▸ **What the task asks**
Repeat the entries from the line with "List each element" to the line with "chevron-left-icon: ‹: [563, 216, 566, 225]", switching "check-icon" to "tick-icon" wherever it appears and leaving everything else unchanged. Omit the picture from your answer.
[START Extracted data]
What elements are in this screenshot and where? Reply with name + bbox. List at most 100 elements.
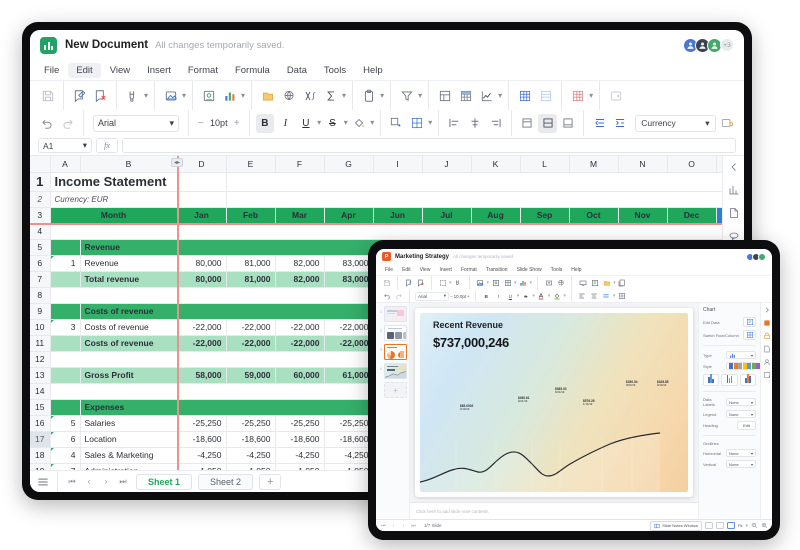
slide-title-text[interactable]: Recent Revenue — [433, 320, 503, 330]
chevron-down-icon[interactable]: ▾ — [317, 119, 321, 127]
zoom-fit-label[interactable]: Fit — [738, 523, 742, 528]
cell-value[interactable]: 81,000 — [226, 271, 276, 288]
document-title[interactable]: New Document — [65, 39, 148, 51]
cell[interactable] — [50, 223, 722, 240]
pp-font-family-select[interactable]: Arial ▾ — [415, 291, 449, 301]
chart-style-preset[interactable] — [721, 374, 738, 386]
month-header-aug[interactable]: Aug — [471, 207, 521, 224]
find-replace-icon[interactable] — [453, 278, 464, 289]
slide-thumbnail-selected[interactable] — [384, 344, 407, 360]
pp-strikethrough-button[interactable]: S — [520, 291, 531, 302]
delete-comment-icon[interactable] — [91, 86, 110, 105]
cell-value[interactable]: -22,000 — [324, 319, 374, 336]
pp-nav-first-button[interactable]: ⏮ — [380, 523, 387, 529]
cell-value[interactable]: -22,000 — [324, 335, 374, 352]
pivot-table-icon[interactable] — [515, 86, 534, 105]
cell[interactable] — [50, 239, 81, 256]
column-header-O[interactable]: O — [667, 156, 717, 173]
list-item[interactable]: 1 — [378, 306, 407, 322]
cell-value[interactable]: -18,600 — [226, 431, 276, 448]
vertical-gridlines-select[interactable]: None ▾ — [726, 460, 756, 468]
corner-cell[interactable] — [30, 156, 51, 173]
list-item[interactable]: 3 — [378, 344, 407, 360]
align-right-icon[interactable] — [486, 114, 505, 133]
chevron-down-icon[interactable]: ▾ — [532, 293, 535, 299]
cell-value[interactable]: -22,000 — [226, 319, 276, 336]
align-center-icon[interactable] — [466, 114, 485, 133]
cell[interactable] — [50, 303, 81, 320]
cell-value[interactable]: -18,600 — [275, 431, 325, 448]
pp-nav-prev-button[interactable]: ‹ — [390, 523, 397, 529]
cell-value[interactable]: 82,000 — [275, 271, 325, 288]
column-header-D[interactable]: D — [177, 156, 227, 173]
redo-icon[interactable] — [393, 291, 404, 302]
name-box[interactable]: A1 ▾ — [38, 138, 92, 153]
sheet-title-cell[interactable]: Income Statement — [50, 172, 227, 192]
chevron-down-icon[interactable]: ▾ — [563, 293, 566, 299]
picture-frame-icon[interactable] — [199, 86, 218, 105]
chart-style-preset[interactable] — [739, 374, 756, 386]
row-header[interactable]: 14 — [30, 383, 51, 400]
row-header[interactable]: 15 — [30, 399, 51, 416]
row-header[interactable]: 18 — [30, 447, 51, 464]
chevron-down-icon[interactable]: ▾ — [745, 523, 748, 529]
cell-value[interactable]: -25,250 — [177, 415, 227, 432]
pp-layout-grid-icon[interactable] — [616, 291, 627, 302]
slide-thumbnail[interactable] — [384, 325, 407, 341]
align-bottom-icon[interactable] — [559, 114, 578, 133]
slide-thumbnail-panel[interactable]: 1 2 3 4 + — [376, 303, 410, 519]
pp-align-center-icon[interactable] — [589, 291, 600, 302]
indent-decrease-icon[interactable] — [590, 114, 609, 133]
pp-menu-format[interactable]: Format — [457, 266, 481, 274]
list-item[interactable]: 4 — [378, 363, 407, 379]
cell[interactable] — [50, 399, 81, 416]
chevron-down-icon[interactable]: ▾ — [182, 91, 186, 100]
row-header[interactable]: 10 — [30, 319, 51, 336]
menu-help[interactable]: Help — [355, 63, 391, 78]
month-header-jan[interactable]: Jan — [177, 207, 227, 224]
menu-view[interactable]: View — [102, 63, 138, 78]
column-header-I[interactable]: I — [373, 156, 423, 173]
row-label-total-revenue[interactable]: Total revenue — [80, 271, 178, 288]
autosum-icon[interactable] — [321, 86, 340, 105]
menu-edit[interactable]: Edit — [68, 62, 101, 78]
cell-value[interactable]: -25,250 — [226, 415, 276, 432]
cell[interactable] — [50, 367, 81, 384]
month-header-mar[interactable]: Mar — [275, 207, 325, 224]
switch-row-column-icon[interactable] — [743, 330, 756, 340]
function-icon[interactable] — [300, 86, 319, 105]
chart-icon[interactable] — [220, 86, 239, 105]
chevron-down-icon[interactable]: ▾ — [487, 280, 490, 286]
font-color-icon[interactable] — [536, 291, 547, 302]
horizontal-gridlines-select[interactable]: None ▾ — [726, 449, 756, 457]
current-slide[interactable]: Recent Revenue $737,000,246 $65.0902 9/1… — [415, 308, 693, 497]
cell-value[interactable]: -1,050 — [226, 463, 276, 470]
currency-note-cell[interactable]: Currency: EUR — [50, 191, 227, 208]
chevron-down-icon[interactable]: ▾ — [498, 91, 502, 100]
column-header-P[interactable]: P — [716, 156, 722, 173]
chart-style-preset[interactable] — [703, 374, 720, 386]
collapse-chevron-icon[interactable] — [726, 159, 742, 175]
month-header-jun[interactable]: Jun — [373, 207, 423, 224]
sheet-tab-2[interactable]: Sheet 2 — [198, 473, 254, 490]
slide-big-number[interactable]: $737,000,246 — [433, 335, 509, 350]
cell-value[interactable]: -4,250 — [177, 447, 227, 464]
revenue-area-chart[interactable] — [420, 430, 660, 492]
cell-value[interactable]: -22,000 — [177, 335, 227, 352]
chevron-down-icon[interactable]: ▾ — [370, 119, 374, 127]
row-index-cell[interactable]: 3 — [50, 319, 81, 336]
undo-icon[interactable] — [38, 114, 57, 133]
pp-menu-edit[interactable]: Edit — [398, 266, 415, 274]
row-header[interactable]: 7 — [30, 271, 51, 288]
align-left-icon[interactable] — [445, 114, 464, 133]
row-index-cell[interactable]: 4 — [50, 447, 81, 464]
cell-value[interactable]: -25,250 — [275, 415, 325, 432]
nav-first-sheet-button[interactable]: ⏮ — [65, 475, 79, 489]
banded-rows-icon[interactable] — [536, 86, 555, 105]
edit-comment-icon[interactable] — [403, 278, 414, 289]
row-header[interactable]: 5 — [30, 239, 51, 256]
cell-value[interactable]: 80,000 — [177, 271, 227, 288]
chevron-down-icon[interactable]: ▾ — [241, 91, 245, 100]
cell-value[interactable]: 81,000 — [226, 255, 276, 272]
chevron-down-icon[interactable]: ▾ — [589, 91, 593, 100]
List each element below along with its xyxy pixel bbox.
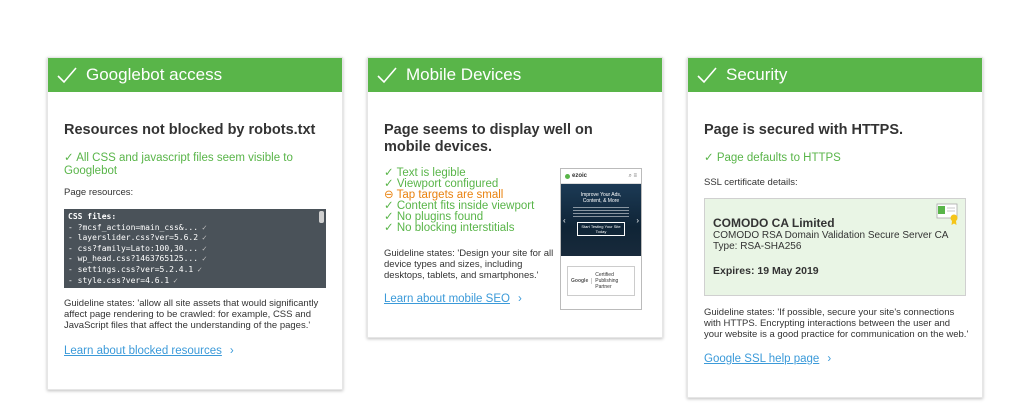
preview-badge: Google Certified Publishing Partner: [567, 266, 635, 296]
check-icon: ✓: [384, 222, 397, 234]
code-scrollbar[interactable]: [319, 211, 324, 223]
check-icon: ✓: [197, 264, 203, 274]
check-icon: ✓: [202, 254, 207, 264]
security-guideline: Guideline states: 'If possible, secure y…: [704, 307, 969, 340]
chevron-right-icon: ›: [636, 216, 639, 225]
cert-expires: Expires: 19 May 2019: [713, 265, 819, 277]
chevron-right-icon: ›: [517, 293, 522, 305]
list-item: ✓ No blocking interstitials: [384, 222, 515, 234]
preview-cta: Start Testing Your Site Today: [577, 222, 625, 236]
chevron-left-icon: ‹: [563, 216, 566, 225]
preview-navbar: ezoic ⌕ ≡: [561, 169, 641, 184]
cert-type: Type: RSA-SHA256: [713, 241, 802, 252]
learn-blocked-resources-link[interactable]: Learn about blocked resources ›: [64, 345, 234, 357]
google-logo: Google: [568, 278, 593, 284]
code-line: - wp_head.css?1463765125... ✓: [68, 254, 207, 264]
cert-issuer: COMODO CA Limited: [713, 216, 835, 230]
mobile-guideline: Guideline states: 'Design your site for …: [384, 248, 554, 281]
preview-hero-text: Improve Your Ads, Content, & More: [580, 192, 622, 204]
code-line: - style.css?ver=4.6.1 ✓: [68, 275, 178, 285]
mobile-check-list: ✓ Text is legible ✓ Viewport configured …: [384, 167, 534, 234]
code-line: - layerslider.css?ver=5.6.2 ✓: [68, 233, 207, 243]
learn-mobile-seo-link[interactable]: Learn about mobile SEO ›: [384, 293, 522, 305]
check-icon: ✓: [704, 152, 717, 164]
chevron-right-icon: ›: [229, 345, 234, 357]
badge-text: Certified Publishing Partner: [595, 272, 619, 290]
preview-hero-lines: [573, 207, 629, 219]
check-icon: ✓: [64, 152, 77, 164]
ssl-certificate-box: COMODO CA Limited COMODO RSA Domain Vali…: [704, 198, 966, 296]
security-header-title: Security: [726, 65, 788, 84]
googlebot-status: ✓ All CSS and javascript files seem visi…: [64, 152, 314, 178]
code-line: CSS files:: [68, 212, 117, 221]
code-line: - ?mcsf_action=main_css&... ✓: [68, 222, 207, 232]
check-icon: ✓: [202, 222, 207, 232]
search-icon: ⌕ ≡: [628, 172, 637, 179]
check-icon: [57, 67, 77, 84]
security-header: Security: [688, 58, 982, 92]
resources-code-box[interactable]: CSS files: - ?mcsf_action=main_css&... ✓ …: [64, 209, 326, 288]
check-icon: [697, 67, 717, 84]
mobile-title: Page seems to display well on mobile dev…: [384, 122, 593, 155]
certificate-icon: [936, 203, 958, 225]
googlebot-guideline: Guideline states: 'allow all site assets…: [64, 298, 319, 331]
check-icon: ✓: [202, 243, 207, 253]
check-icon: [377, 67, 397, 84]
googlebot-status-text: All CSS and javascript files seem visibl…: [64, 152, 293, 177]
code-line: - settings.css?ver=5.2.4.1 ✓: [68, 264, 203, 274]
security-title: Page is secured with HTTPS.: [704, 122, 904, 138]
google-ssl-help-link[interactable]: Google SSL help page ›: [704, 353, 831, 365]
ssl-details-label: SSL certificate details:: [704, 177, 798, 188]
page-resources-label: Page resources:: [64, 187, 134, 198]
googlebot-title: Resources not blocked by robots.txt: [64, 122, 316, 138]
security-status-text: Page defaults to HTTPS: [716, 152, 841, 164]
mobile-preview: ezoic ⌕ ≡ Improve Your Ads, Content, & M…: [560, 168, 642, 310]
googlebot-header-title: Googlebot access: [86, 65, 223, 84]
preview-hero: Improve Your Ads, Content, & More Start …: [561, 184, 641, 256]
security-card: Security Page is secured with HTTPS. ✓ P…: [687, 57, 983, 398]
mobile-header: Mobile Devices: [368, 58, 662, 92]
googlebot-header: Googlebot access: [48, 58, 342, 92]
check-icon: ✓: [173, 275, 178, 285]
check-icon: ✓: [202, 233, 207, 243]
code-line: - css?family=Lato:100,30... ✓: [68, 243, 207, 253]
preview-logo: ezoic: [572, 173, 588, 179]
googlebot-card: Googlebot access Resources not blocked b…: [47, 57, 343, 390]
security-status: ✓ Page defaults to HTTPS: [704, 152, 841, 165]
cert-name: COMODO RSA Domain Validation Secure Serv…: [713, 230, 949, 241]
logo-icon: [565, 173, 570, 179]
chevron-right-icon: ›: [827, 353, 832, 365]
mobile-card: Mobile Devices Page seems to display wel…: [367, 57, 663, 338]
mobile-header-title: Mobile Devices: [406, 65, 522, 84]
[END Extracted data]
[START Extracted data]
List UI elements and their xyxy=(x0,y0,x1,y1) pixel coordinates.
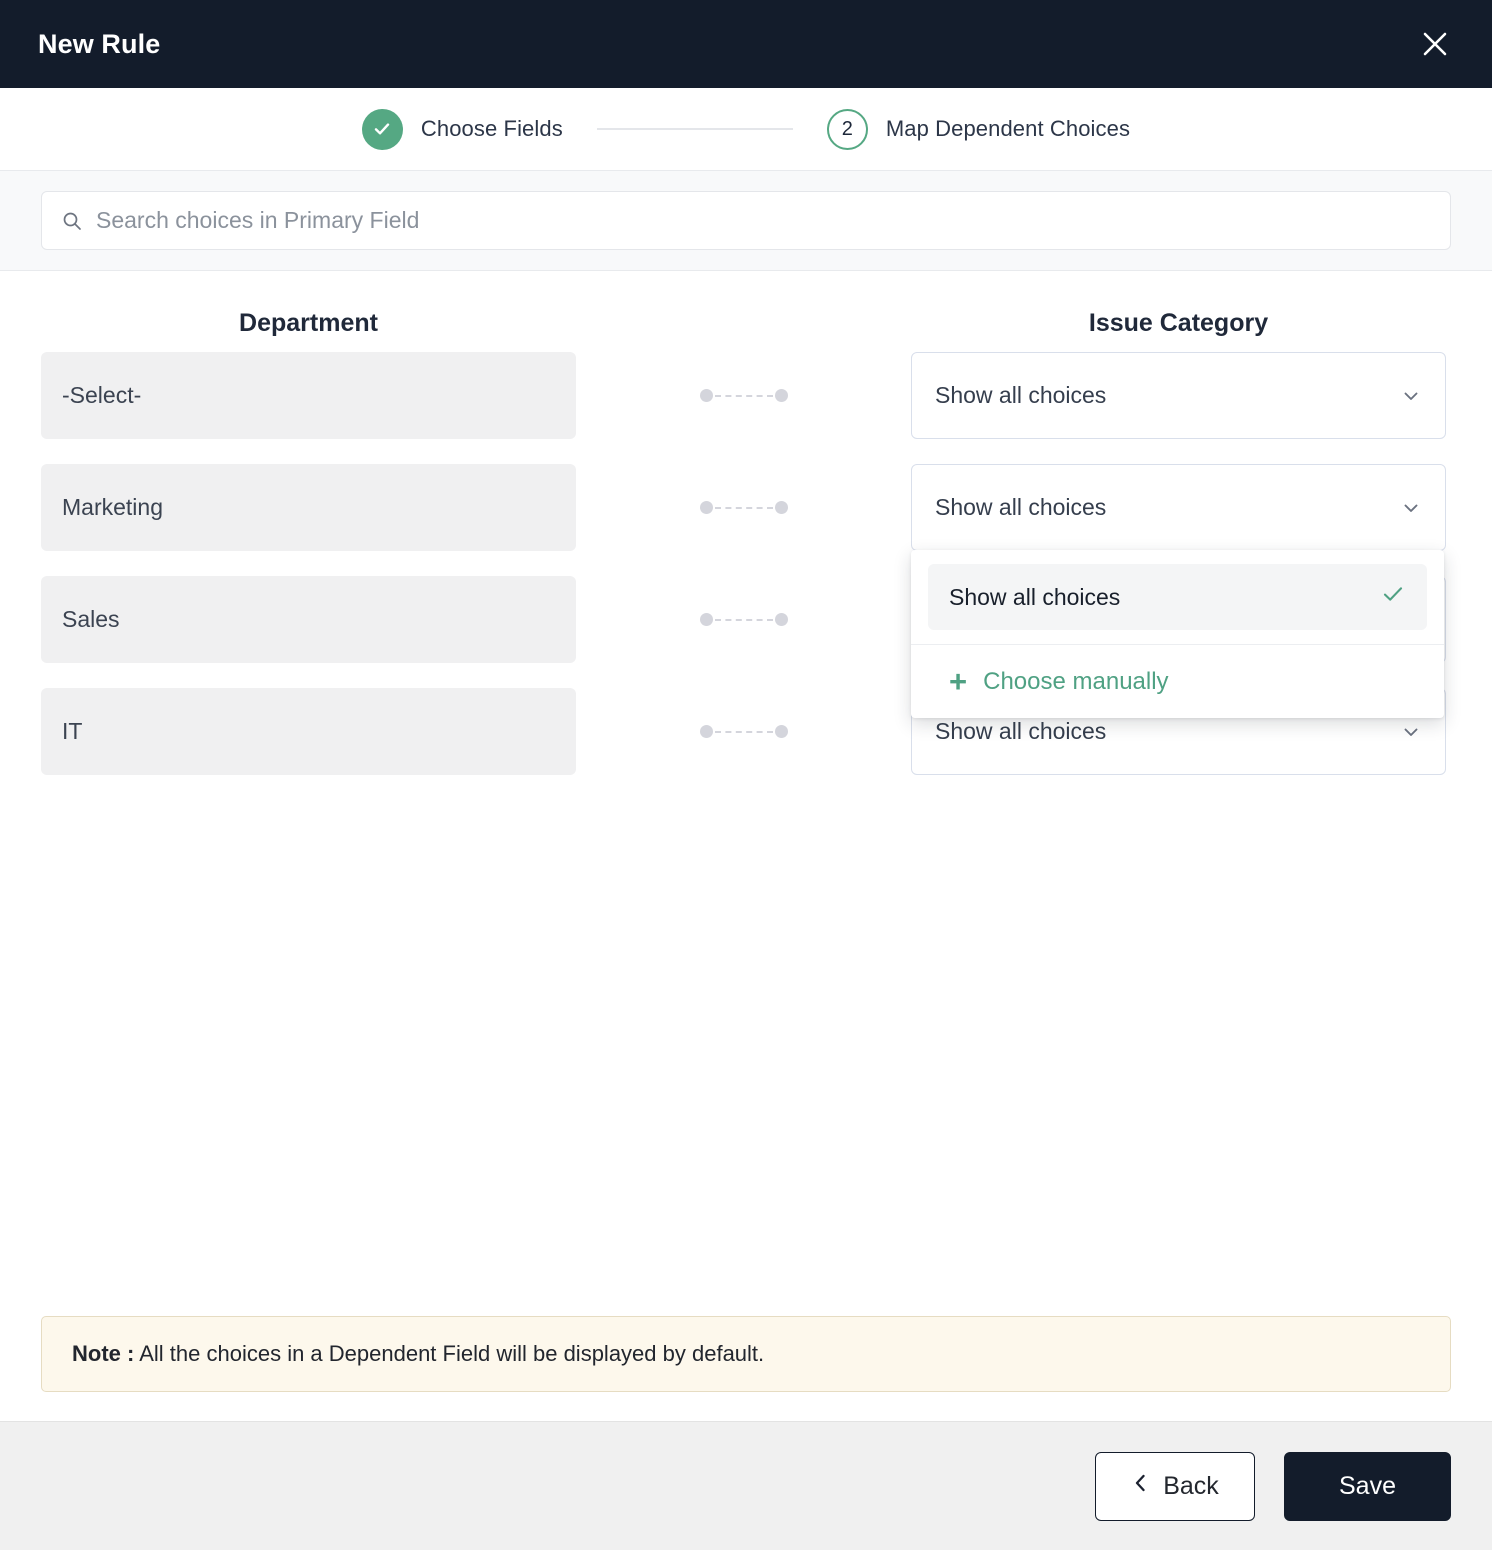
[END Extracted data]
▸ **Written reply**
List each element below along with its xyxy pixel bbox.
preview-badge: Google Certified Publishing Partner: [567, 266, 635, 296]
tick-icon: ✓: [384, 222, 397, 234]
code-scrollbar[interactable]: [319, 211, 324, 223]
tick-icon: ✓: [197, 264, 203, 274]
tick-icon: ✓: [202, 254, 207, 264]
security-guideline: Guideline states: 'If possible, secure y…: [704, 307, 969, 340]
chevron-right-icon: ›: [636, 216, 639, 225]
cert-expires: Expires: 19 May 2019: [713, 265, 819, 277]
chevron-right-icon: ›: [517, 293, 522, 305]
list-item: ✓ No blocking interstitials: [384, 222, 515, 234]
preview-cta: Start Testing Your Site Today: [577, 222, 625, 236]
chevron-left-icon: ‹: [563, 216, 566, 225]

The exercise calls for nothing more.